Dataset entries:
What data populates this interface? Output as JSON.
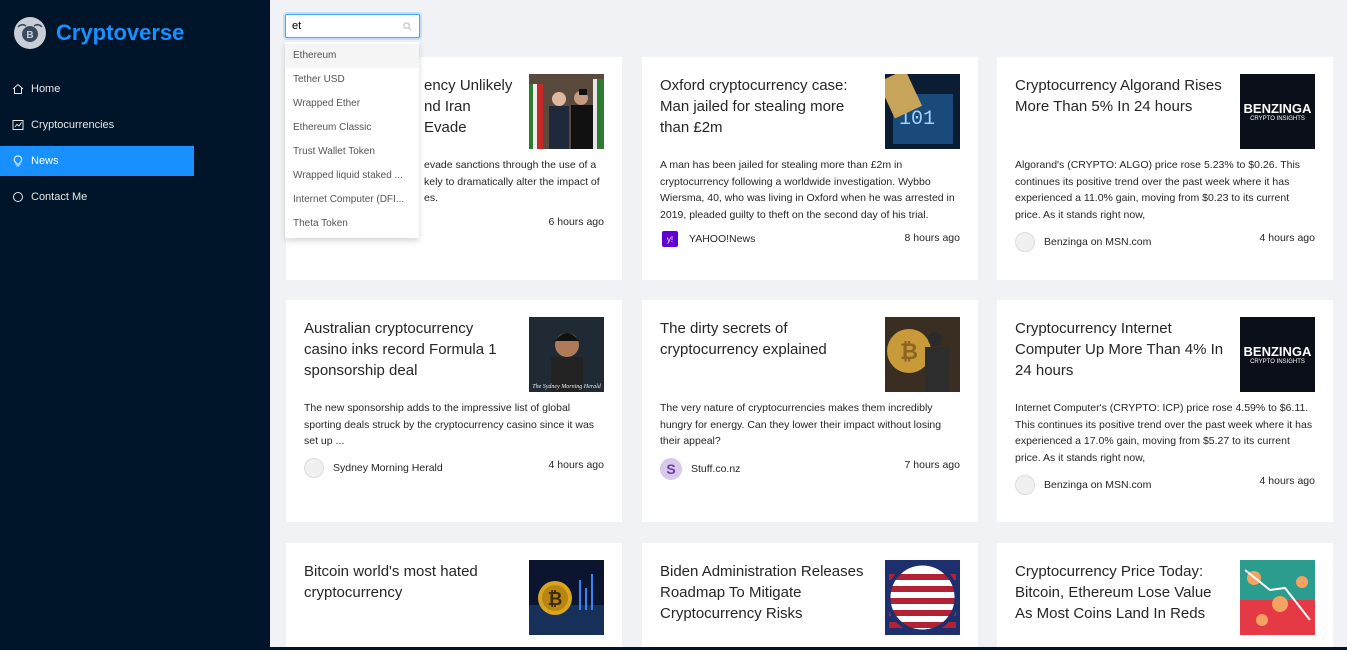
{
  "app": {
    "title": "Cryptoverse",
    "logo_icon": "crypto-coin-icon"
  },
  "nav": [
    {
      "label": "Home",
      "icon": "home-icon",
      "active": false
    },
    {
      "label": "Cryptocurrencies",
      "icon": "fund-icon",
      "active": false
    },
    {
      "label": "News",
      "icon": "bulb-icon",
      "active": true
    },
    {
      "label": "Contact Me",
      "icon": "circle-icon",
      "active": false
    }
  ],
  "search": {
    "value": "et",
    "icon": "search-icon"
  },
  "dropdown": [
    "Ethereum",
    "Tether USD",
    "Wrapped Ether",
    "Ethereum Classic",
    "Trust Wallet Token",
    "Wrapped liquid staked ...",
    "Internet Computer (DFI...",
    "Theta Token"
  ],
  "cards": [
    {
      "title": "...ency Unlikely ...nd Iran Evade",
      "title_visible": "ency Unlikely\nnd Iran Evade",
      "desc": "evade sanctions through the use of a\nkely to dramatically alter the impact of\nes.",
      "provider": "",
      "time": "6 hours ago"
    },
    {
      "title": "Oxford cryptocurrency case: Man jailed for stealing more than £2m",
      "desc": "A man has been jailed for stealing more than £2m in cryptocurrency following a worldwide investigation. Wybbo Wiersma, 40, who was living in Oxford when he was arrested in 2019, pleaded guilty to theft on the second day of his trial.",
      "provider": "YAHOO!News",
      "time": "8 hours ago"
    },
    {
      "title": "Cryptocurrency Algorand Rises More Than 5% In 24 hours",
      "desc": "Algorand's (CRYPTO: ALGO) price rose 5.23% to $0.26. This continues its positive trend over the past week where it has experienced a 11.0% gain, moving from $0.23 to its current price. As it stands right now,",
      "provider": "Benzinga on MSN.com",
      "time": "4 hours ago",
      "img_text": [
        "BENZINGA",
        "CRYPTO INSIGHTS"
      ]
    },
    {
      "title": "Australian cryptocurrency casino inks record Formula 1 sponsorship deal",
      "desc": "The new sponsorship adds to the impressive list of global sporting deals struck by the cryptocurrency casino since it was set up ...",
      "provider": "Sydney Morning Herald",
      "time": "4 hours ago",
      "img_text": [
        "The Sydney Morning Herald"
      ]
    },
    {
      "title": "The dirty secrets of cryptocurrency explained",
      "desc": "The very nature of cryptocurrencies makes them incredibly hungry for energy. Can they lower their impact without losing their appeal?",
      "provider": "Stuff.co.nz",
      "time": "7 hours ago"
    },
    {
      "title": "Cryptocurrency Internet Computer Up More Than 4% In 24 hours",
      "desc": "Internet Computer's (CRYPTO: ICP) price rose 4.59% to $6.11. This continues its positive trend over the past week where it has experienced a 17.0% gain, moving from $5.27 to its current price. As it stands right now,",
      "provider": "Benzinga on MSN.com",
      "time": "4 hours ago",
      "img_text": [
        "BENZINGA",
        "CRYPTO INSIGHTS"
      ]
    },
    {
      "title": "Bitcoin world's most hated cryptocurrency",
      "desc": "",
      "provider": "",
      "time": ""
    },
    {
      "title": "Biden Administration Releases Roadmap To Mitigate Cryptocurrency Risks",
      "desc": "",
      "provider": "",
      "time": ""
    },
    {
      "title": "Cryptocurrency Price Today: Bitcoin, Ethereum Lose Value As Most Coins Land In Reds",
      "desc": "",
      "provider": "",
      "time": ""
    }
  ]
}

...

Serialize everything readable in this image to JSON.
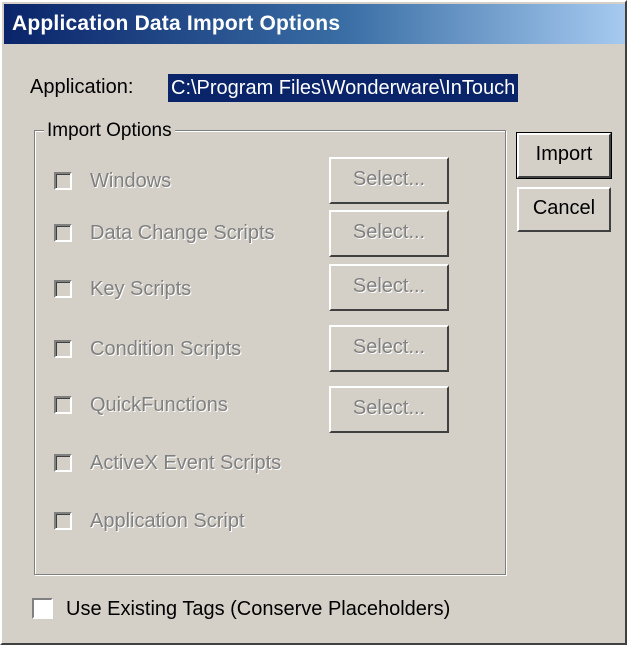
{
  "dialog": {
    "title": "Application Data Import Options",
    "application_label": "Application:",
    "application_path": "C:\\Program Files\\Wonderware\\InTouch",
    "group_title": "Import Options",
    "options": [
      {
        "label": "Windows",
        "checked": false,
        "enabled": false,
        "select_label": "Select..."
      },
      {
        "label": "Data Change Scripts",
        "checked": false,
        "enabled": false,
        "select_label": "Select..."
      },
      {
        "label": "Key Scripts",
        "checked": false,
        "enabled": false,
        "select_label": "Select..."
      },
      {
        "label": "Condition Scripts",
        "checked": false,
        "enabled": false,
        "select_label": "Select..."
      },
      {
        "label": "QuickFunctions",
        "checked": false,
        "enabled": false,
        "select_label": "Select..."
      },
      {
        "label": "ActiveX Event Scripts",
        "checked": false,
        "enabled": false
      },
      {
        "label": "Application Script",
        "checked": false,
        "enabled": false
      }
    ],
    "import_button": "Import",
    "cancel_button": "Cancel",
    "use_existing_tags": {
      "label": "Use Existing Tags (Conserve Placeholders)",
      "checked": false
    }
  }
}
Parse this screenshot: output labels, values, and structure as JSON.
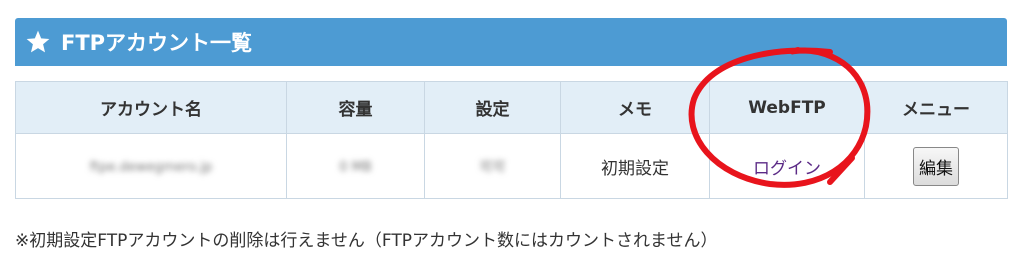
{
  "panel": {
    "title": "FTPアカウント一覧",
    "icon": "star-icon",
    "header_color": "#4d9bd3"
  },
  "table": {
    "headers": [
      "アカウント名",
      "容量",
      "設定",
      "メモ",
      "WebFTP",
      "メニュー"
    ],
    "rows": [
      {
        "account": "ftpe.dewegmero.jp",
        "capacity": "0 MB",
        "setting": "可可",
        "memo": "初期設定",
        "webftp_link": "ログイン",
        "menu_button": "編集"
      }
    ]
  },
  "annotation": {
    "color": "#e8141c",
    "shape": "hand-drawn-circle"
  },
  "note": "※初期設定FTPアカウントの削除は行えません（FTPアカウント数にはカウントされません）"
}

Given request: Of the lines above, how many include the word "hours"? Reply with the number alone.

Answer to the problem: 8